Work to do: Return the following lines and nothing else: the one holding "Read this page and output its text content." and all those after it in the records below, unchanged, minus any pictures.

Exercise data:
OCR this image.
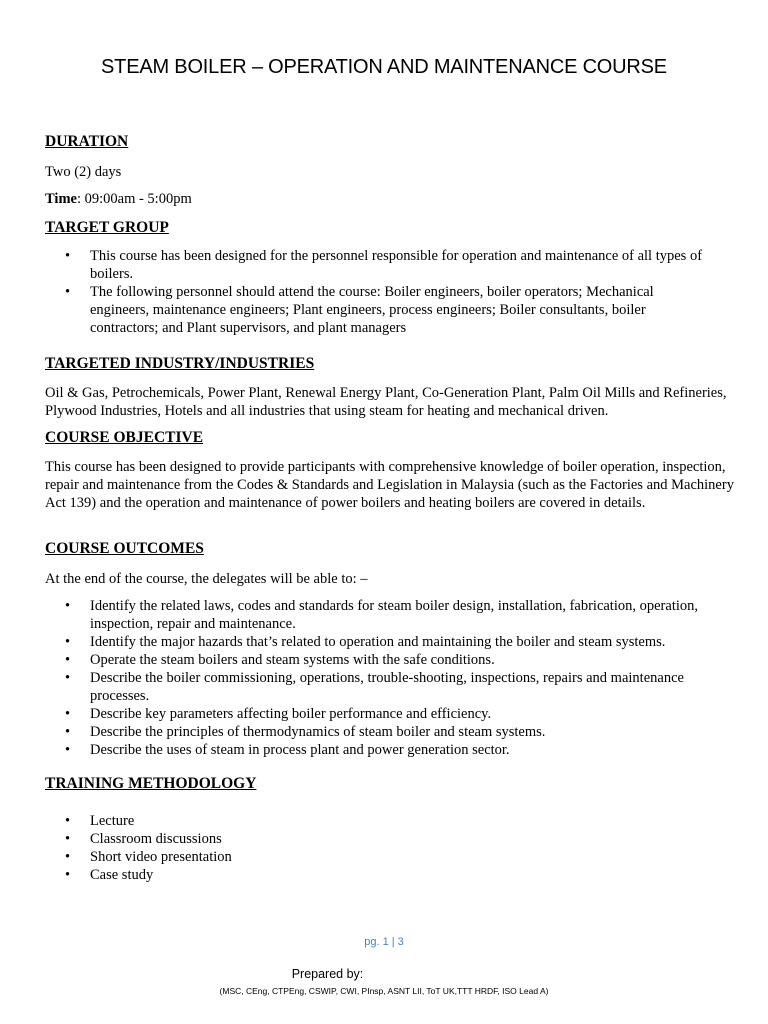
STEAM BOILER – OPERATION AND MAINTENANCE COURSE
DURATION
Two (2) days
Time: 09:00am - 5:00pm
TARGET GROUP
• This course has been designed for the personnel responsible for operation and maintenance of all types of boilers.
• The following personnel should attend the course: Boiler engineers, boiler operators; Mechanical engineers, maintenance engineers; Plant engineers, process engineers; Boiler consultants, boiler contractors; and Plant supervisors, and plant managers
TARGETED INDUSTRY/INDUSTRIES
Oil & Gas, Petrochemicals, Power Plant, Renewal Energy Plant, Co-Generation Plant, Palm Oil Mills and Refineries, Plywood Industries, Hotels and all industries that using steam for heating and mechanical driven.
COURSE OBJECTIVE
This course has been designed to provide participants with comprehensive knowledge of boiler operation, inspection, repair and maintenance from the Codes & Standards and Legislation in Malaysia (such as the Factories and Machinery Act 139) and the operation and maintenance of power boilers and heating boilers are covered in details.
COURSE OUTCOMES
At the end of the course, the delegates will be able to: –
• Identify the related laws, codes and standards for steam boiler design, installation, fabrication, operation, inspection, repair and maintenance.
• Identify the major hazards that’s related to operation and maintaining the boiler and steam systems.
• Operate the steam boilers and steam systems with the safe conditions.
• Describe the boiler commissioning, operations, trouble-shooting, inspections, repairs and maintenance processes.
• Describe key parameters affecting boiler performance and efficiency.
• Describe the principles of thermodynamics of steam boiler and steam systems.
• Describe the uses of steam in process plant and power generation sector.
TRAINING METHODOLOGY
• Lecture
• Classroom discussions
• Short video presentation
• Case study
pg. 1 | 3
Prepared by:
(MSC, CEng, CTPEng, CSWIP, CWI, PInsp, ASNT LII, ToT UK,TTT HRDF, ISO Lead A)
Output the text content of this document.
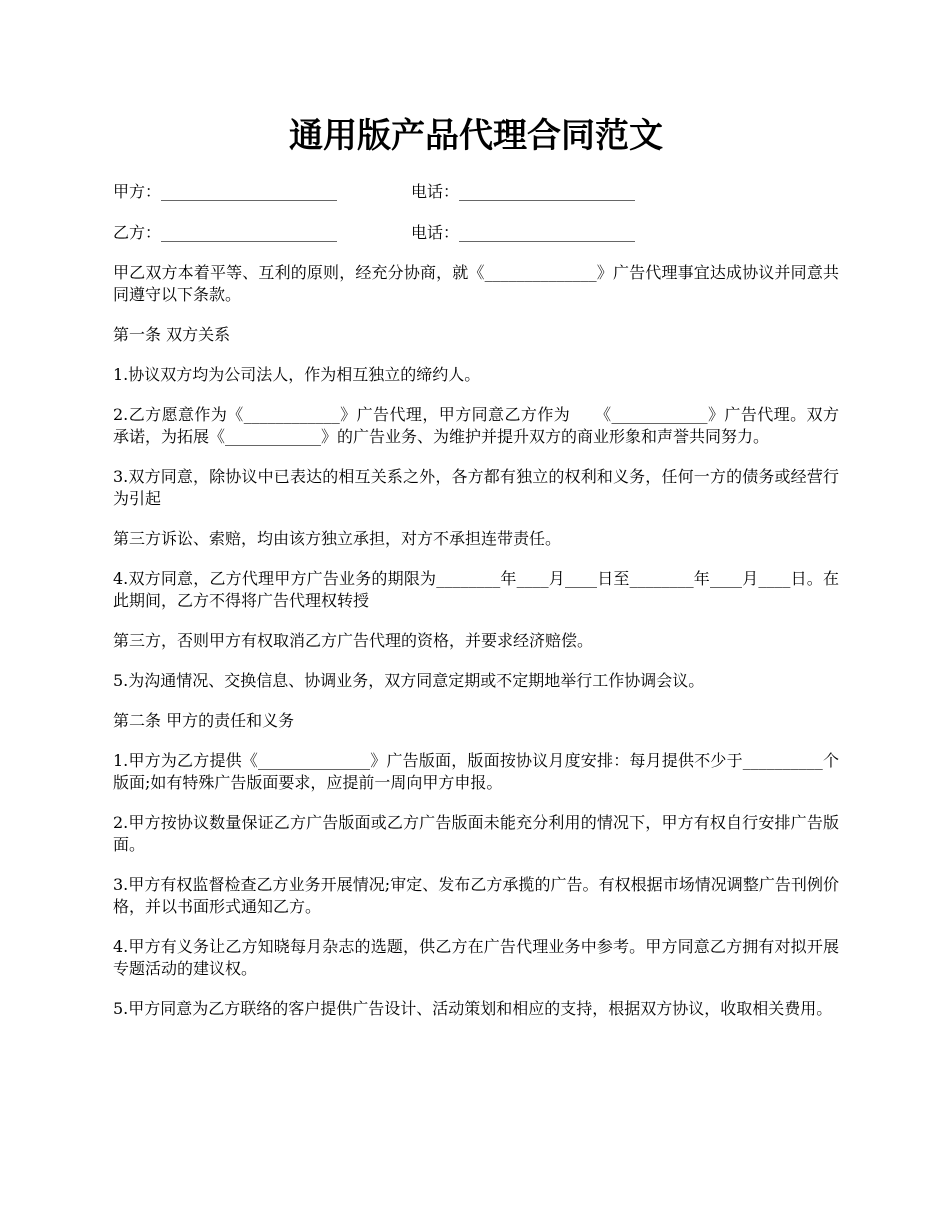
通用版产品代理合同范文
甲方：______________________	电话：______________________
乙方：______________________	电话：______________________

甲乙双方本着平等、互利的原则，经充分协商，就《______________》广告代理事宜达成协议并同意共同遵守以下条款。

第一条 双方关系

1.协议双方均为公司法人，作为相互独立的缔约人。

2.乙方愿意作为《____________》广告代理，甲方同意乙方作为　　《____________》广告代理。双方承诺，为拓展《____________》的广告业务、为维护并提升双方的商业形象和声誉共同努力。

3.双方同意，除协议中已表达的相互关系之外，各方都有独立的权利和义务，任何一方的债务或经营行为引起

第三方诉讼、索赔，均由该方独立承担，对方不承担连带责任。

4.双方同意，乙方代理甲方广告业务的期限为________年____月____日至________年____月____日。在此期间，乙方不得将广告代理权转授

第三方，否则甲方有权取消乙方广告代理的资格，并要求经济赔偿。

5.为沟通情况、交换信息、协调业务，双方同意定期或不定期地举行工作协调会议。

第二条 甲方的责任和义务

1.甲方为乙方提供《______________》广告版面，版面按协议月度安排：每月提供不少于__________个版面;如有特殊广告版面要求，应提前一周向甲方申报。

2.甲方按协议数量保证乙方广告版面或乙方广告版面未能充分利用的情况下，甲方有权自行安排广告版面。

3.甲方有权监督检查乙方业务开展情况;审定、发布乙方承揽的广告。有权根据市场情况调整广告刊例价格，并以书面形式通知乙方。

4.甲方有义务让乙方知晓每月杂志的选题，供乙方在广告代理业务中参考。甲方同意乙方拥有对拟开展专题活动的建议权。

5.甲方同意为乙方联络的客户提供广告设计、活动策划和相应的支持，根据双方协议，收取相关费用。
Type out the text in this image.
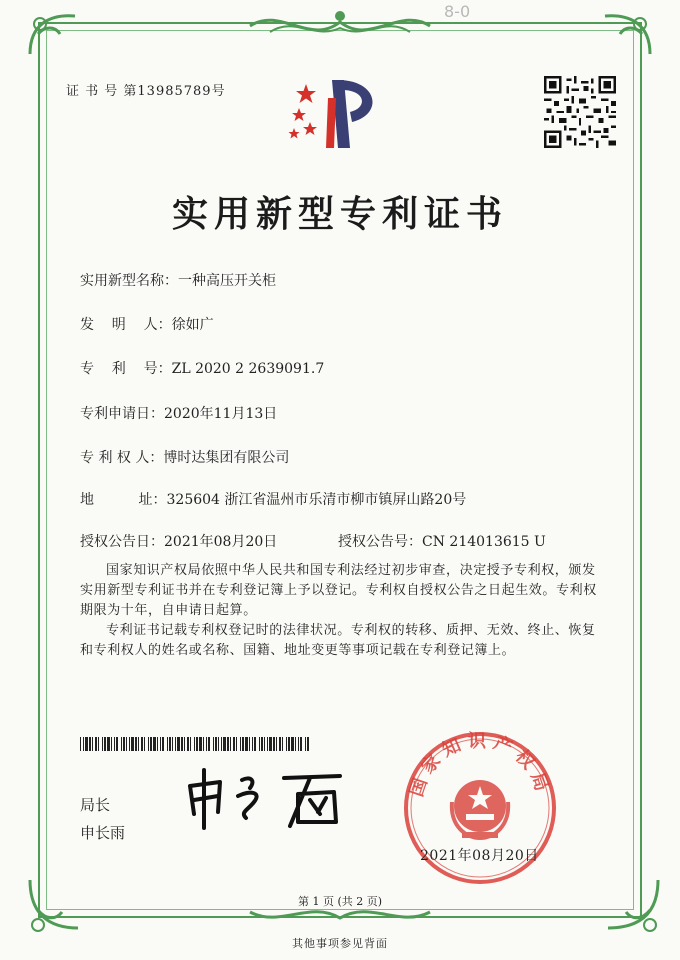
8-0
证 书 号 第13985789号
实用新型专利证书
实用新型名称：一种高压开关柜
发    明    人：徐如广
专    利    号：ZL 2020 2 2639091.7
专利申请日：2020年11月13日
专 利 权 人：博时达集团有限公司
地          址：325604 浙江省温州市乐清市柳市镇屏山路20号
授权公告日：2021年08月20日	授权公告号：CN 214013615 U
国家知识产权局依照中华人民共和国专利法经过初步审查，决定授予专利权，颁发实用新型专利证书并在专利登记簿上予以登记。专利权自授权公告之日起生效。专利权期限为十年，自申请日起算。
专利证书记载专利权登记时的法律状况。专利权的转移、质押、无效、终止、恢复和专利权人的姓名或名称、国籍、地址变更等事项记载在专利登记簿上。
局长
申长雨
国家知识产权局
2021年08月20日
第 1 页 (共 2 页)
其他事项参见背面
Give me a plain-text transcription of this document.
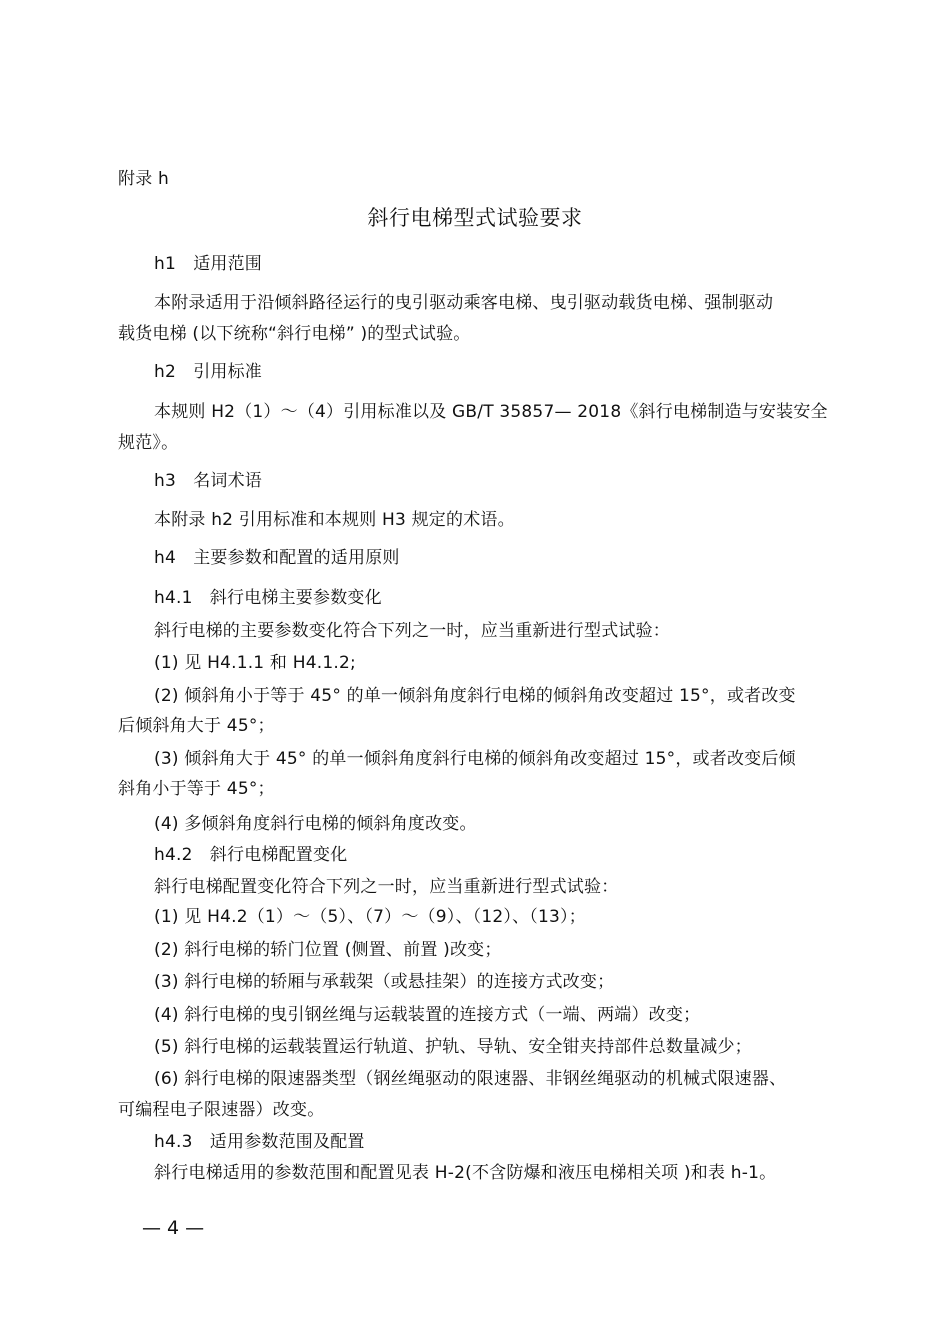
附录 h
斜行电梯型式试验要求
h1　适用范围
本附录适用于沿倾斜路径运行的曳引驱动乘客电梯、曳引驱动载货电梯、强制驱动
载货电梯 (以下统称“斜行电梯” )的型式试验。
h2　引用标准
本规则 H2（1）～（4）引用标准以及 GB/T 35857— 2018《斜行电梯制造与安装安全
规范》。
h3　名词术语
本附录 h2 引用标准和本规则 H3 规定的术语。
h4　主要参数和配置的适用原则
h4.1　斜行电梯主要参数变化
斜行电梯的主要参数变化符合下列之一时，应当重新进行型式试验：
(1) 见 H4.1.1 和 H4.1.2;
(2) 倾斜角小于等于 45° 的单一倾斜角度斜行电梯的倾斜角改变超过 15°，或者改变
后倾斜角大于 45°；
(3) 倾斜角大于 45° 的单一倾斜角度斜行电梯的倾斜角改变超过 15°，或者改变后倾
斜角小于等于 45°；
(4) 多倾斜角度斜行电梯的倾斜角度改变。
h4.2　斜行电梯配置变化
斜行电梯配置变化符合下列之一时，应当重新进行型式试验：
(1) 见 H4.2（1）～（5）、（7）～（9）、（12）、（13）；
(2) 斜行电梯的轿门位置 (侧置、前置 )改变；
(3) 斜行电梯的轿厢与承载架（或悬挂架）的连接方式改变；
(4) 斜行电梯的曳引钢丝绳与运载装置的连接方式（一端、两端）改变；
(5) 斜行电梯的运载装置运行轨道、护轨、导轨、安全钳夹持部件总数量减少；
(6) 斜行电梯的限速器类型（钢丝绳驱动的限速器、非钢丝绳驱动的机械式限速器、
可编程电子限速器）改变。
h4.3　适用参数范围及配置
斜行电梯适用的参数范围和配置见表 H-2(不含防爆和液压电梯相关项 )和表 h-1。
— 4 —
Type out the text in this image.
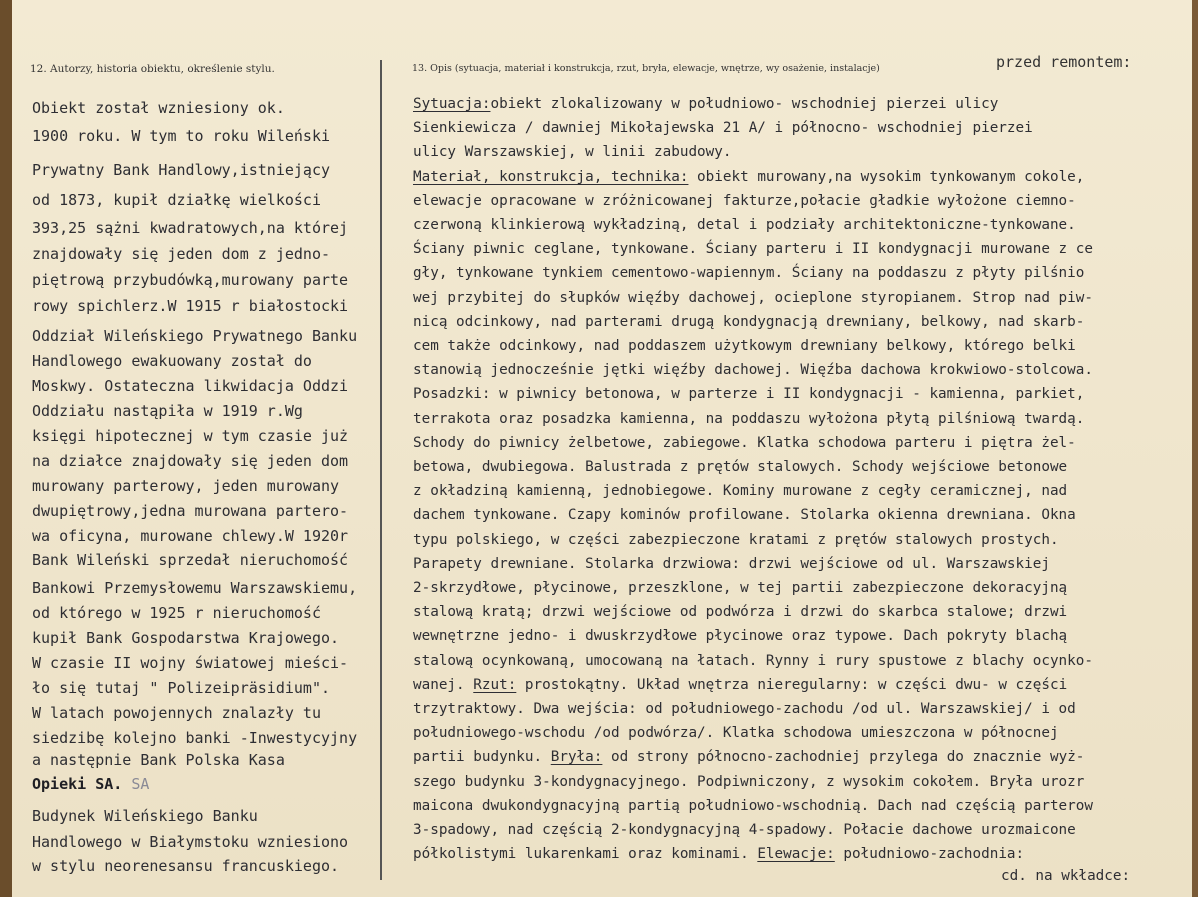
12. Autorzy, historia obiektu, określenie stylu.	13. Opis (sytuacja, materiał i konstrukcja, rzut, bryła, elewacje, wnętrze, wy osażenie, instalacje)	przed remontem:
Obiekt został wzniesiony ok.
1900 roku. W tym to roku Wileński
Prywatny Bank Handlowy,istniejący
od 1873, kupił działkę wielkości
393,25 sążni kwadratowych,na której
znajdowały się jeden dom z jedno-
piętrową przybudówką,murowany parte
rowy spichlerz.W 1915 r białostocki
Oddział Wileńskiego Prywatnego Banku
Handlowego ewakuowany został do
Moskwy. Ostateczna likwidacja Oddzi
Oddziału nastąpiła w 1919 r.Wg
księgi hipotecznej w tym czasie już
na działce znajdowały się jeden dom
murowany parterowy, jeden murowany
dwupiętrowy,jedna murowana partero-
wa oficyna, murowane chlewy.W 1920r
Bank Wileński sprzedał nieruchomość
Bankowi Przemysłowemu Warszawskiemu,
od którego w 1925 r nieruchomość
kupił Bank Gospodarstwa Krajowego.
W czasie II wojny światowej mieści-
ło się tutaj " Polizeipräsidium".
W latach powojennych znalazły tu
siedzibę kolejno banki -Inwestycyjny
a następnie Bank Polska Kasa
Opieki SA. SA
Budynek Wileńskiego Banku
Handlowego w Białymstoku wzniesiono
w stylu neorenesansu francuskiego.
Sytuacja:obiekt zlokalizowany w południowo- wschodniej pierzei ulicy
Sienkiewicza / dawniej Mikołajewska 21 A/ i północno- wschodniej pierzei
ulicy Warszawskiej, w linii zabudowy.
Materiał, konstrukcja, technika: obiekt murowany,na wysokim tynkowanym cokole,
elewacje opracowane w zróżnicowanej fakturze,połacie gładkie wyłożone ciemno-
czerwoną klinkierową wykładziną, detal i podziały architektoniczne-tynkowane.
Ściany piwnic ceglane, tynkowane. Ściany parteru i II kondygnacji murowane z ce
gły, tynkowane tynkiem cementowo-wapiennym. Ściany na poddaszu z płyty pilśnio
wej przybitej do słupków więźby dachowej, ocieplone styropianem. Strop nad piw-
nicą odcinkowy, nad parterami drugą kondygnacją drewniany, belkowy, nad skarb-
cem także odcinkowy, nad poddaszem użytkowym drewniany belkowy, którego belki
stanowią jednocześnie jętki więźby dachowej. Więźba dachowa krokwiowo-stolcowa.
Posadzki: w piwnicy betonowa, w parterze i II kondygnacji - kamienna, parkiet,
terrakota oraz posadzka kamienna, na poddaszu wyłożona płytą pilśniową twardą.
Schody do piwnicy żelbetowe, zabiegowe. Klatka schodowa parteru i piętra żel-
betowa, dwubiegowa. Balustrada z prętów stalowych. Schody wejściowe betonowe
z okładziną kamienną, jednobiegowe. Kominy murowane z cegły ceramicznej, nad
dachem tynkowane. Czapy kominów profilowane. Stolarka okienna drewniana. Okna
typu polskiego, w części zabezpieczone kratami z prętów stalowych prostych.
Parapety drewniane. Stolarka drzwiowa: drzwi wejściowe od ul. Warszawskiej
2-skrzydłowe, płycinowe, przeszklone, w tej partii zabezpieczone dekoracyjną
stalową kratą; drzwi wejściowe od podwórza i drzwi do skarbca stalowe; drzwi
wewnętrzne jedno- i dwuskrzydłowe płycinowe oraz typowe. Dach pokryty blachą
stalową ocynkowaną, umocowaną na łatach. Rynny i rury spustowe z blachy ocynko-
wanej. Rzut: prostokątny. Układ wnętrza nieregularny: w części dwu- w części
trzytraktowy. Dwa wejścia: od południowego-zachodu /od ul. Warszawskiej/ i od
południowego-wschodu /od podwórza/. Klatka schodowa umieszczona w północnej
partii budynku. Bryła: od strony północno-zachodniej przylega do znacznie wyż-
szego budynku 3-kondygnacyjnego. Podpiwniczony, z wysokim cokołem. Bryła urozr
maicona dwukondygnacyjną partią południowo-wschodnią. Dach nad częścią parterow
3-spadowy, nad częścią 2-kondygnacyjną 4-spadowy. Połacie dachowe urozmaicone
półkolistymi lukarenkami oraz kominami. Elewacje: południowo-zachodnia:
cd. na wkładce:
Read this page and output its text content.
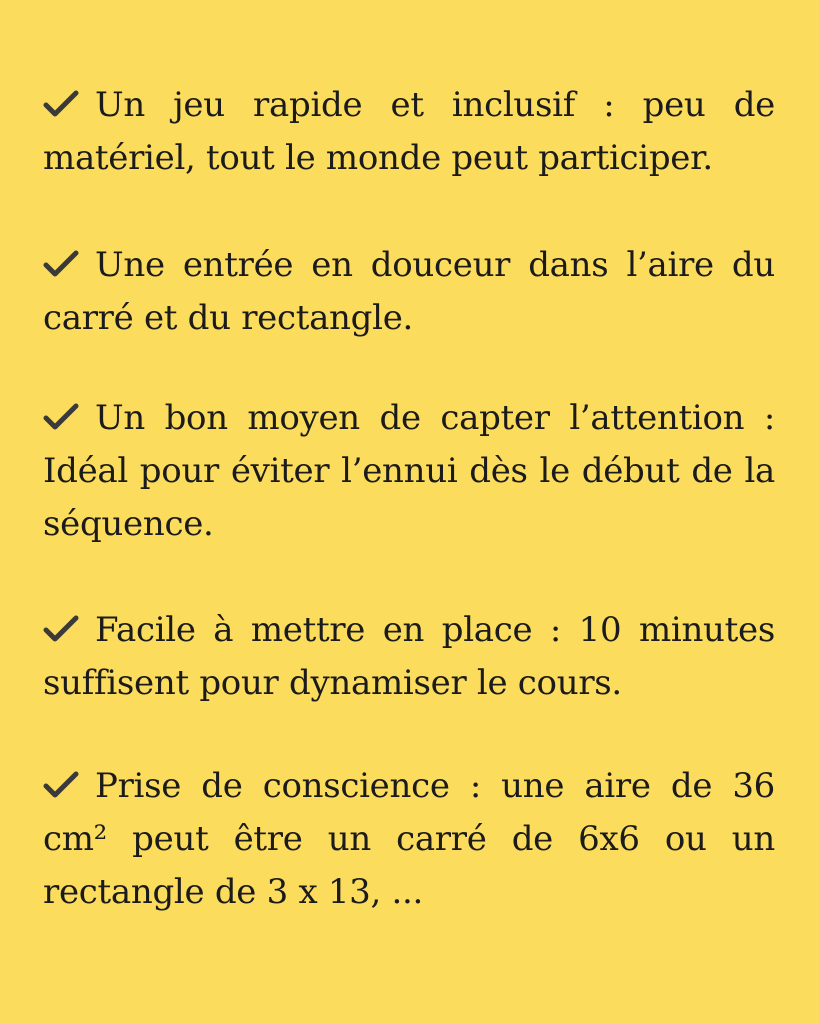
Un jeu rapide et inclusif : peu de matériel, tout le monde peut participer.
Une entrée en douceur dans l’aire du carré et du rectangle.
Un bon moyen de capter l’attention : Idéal pour éviter l’ennui dès le début de la séquence.
Facile à mettre en place : 10 minutes suffisent pour dynamiser le cours.
Prise de conscience : une aire de 36 cm² peut être un carré de 6x6 ou un rectangle de 3 x 13, ...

Finished exercise:
Read this page and output its text content.
Un jeu rapide et inclusif : peu de matériel, tout le monde peut participer.
Une entrée en douceur dans l’aire du carré et du rectangle.
Un bon moyen de capter l’attention : Idéal pour éviter l’ennui dès le début de la séquence.
Facile à mettre en place : 10 minutes suffisent pour dynamiser le cours.
Prise de conscience : une aire de 36 cm² peut être un carré de 6x6 ou un rectangle de 3 x 13, ...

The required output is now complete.